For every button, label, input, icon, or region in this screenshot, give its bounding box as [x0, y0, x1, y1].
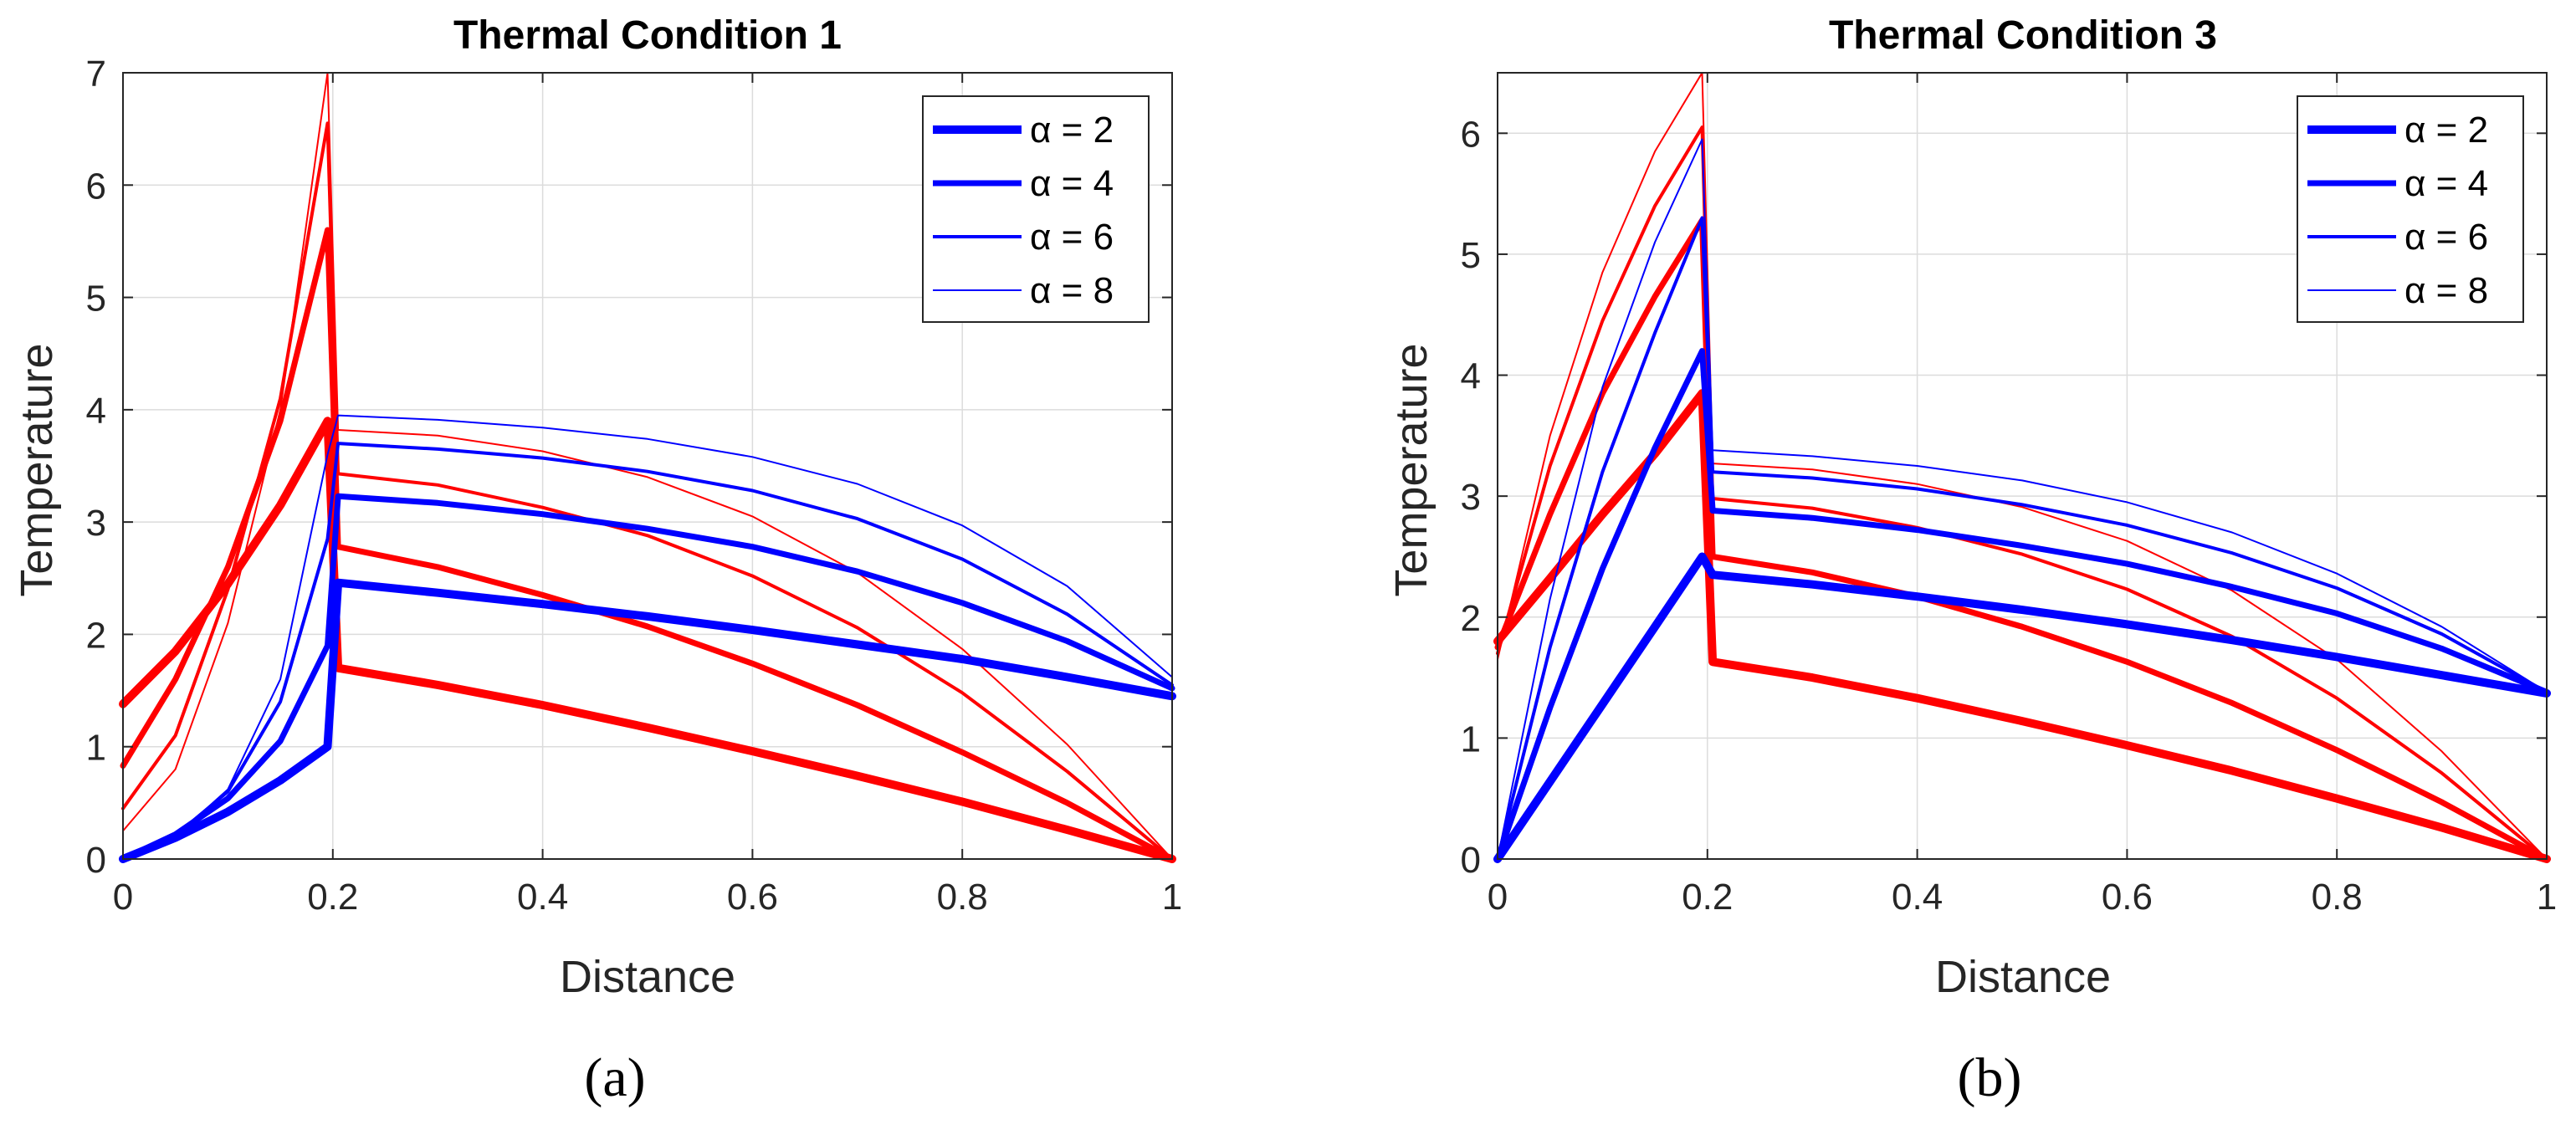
- y-tick-label-b: 1: [1461, 718, 1481, 759]
- legend-label-alpha-8-a: α = 8: [1030, 270, 1114, 311]
- x-tick-label-a: 1: [1162, 877, 1182, 918]
- series-group-b: [1493, 72, 2551, 863]
- axes-box-a: [122, 72, 1173, 860]
- chart-title-a: Thermal Condition 1: [453, 13, 842, 58]
- y-tick-label-a: 3: [86, 503, 106, 544]
- y-tick-label-a: 2: [86, 615, 106, 656]
- x-axis-label-a: Distance: [560, 952, 735, 1002]
- y-axis-label-b: Temperature: [1386, 343, 1437, 596]
- x-tick-label-b: 0.8: [2312, 877, 2363, 918]
- series-line-blue-alpha-8-a: [122, 414, 1173, 860]
- x-tick-label-a: 0.6: [727, 877, 778, 918]
- y-axis-label-a: Temperature: [12, 343, 62, 596]
- chart-title-b: Thermal Condition 3: [1829, 13, 2217, 58]
- x-tick-label-a: 0: [113, 877, 133, 918]
- series-line-red-alpha-8-b: [1497, 72, 2548, 860]
- y-tick-label-b: 2: [1461, 598, 1481, 639]
- y-tick-label-b: 6: [1461, 114, 1481, 155]
- series-line-red-alpha-2-a: [119, 417, 1176, 863]
- x-tick-label-b: 0.6: [2102, 877, 2153, 918]
- y-tick-label-a: 6: [86, 166, 106, 207]
- x-tick-label-b: 0: [1488, 877, 1508, 918]
- y-tick-label-b: 0: [1461, 840, 1481, 881]
- y-tick-label-b: 5: [1461, 235, 1481, 276]
- series-line-blue-alpha-4-a: [120, 493, 1175, 862]
- y-tick-label-a: 1: [86, 728, 106, 769]
- series-line-blue-alpha-2-a: [119, 578, 1176, 863]
- series-line-blue-alpha-6-b: [1496, 216, 2548, 861]
- x-tick-label-a: 0.4: [517, 877, 568, 918]
- panel-label-b: (b): [1958, 1047, 2022, 1108]
- series-line-red-alpha-6-a: [121, 121, 1174, 861]
- legend-b: α = 2 α = 4 α = 6 α = 8: [2297, 95, 2524, 323]
- series-group-a: [119, 72, 1176, 863]
- legend-label-alpha-4-b: α = 4: [2404, 163, 2488, 204]
- axes-box-b: [1497, 72, 2548, 860]
- x-tick-label-a: 0.8: [937, 877, 988, 918]
- series-line-blue-alpha-4-b: [1494, 348, 2550, 862]
- series-line-blue-alpha-6-a: [121, 442, 1174, 861]
- y-tick-label-a: 5: [86, 279, 106, 320]
- panel-label-a: (a): [584, 1047, 645, 1108]
- series-line-red-alpha-4-a: [120, 227, 1175, 862]
- x-axis-label-b: Distance: [1935, 952, 2111, 1002]
- series-line-red-alpha-8-a: [122, 72, 1173, 860]
- legend-label-alpha-6-b: α = 6: [2404, 217, 2488, 258]
- x-tick-label-b: 0.2: [1682, 877, 1733, 918]
- series-line-red-alpha-2-b: [1493, 389, 2551, 863]
- series-line-blue-alpha-2-b: [1493, 552, 2551, 863]
- legend-label-alpha-2-b: α = 2: [2404, 110, 2488, 151]
- legend-label-alpha-8-b: α = 8: [2404, 270, 2488, 311]
- legend-label-alpha-4-a: α = 4: [1030, 163, 1114, 204]
- legend-a: α = 2 α = 4 α = 6 α = 8: [922, 95, 1150, 323]
- y-tick-label-b: 4: [1461, 356, 1481, 397]
- x-tick-label-b: 0.4: [1892, 877, 1943, 918]
- x-tick-label-a: 0.2: [307, 877, 358, 918]
- x-tick-label-b: 1: [2537, 877, 2557, 918]
- legend-label-alpha-2-a: α = 2: [1030, 110, 1114, 151]
- series-line-red-alpha-6-b: [1496, 125, 2548, 861]
- legend-label-alpha-6-a: α = 6: [1030, 217, 1114, 258]
- series-line-blue-alpha-8-b: [1497, 138, 2548, 860]
- y-tick-label-a: 0: [86, 840, 106, 881]
- series-line-red-alpha-4-b: [1494, 217, 2550, 862]
- y-tick-label-a: 4: [86, 391, 106, 432]
- y-tick-label-b: 3: [1461, 477, 1481, 518]
- y-tick-label-a: 7: [86, 54, 106, 95]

☆ ☆ ☆ ☆ ☆ ☆ ☆

▶ Your goal:
Give back the material lines from the one holding "- y-tick-label-b: 1: [1461, 718, 1481, 759]" through the one holding "- chart-title-b: Thermal", inclusive, renaming "Temperature" to "Temp" and leaving everything else unchanged.

▶ In response:
- y-tick-label-b: 1: [1461, 718, 1481, 759]
- legend-label-alpha-8-a: α = 8: [1030, 270, 1114, 311]
- x-tick-label-a: 1: [1162, 877, 1182, 918]
- series-group-b: [1493, 72, 2551, 863]
- axes-box-a: [122, 72, 1173, 860]
- chart-title-a: Thermal Condition 1: [453, 13, 842, 58]
- y-tick-label-a: 3: [86, 503, 106, 544]
- y-tick-label-a: 2: [86, 615, 106, 656]
- x-axis-label-a: Distance: [560, 952, 735, 1002]
- y-axis-label-b: Temp: [1386, 343, 1437, 596]
- x-tick-label-b: 0.8: [2312, 877, 2363, 918]
- series-line-blue-alpha-8-a: [122, 414, 1173, 860]
- x-tick-label-a: 0.6: [727, 877, 778, 918]
- y-axis-label-a: Temp: [12, 343, 62, 596]
- chart-title-b: Thermal Condition 3: [1829, 13, 2217, 58]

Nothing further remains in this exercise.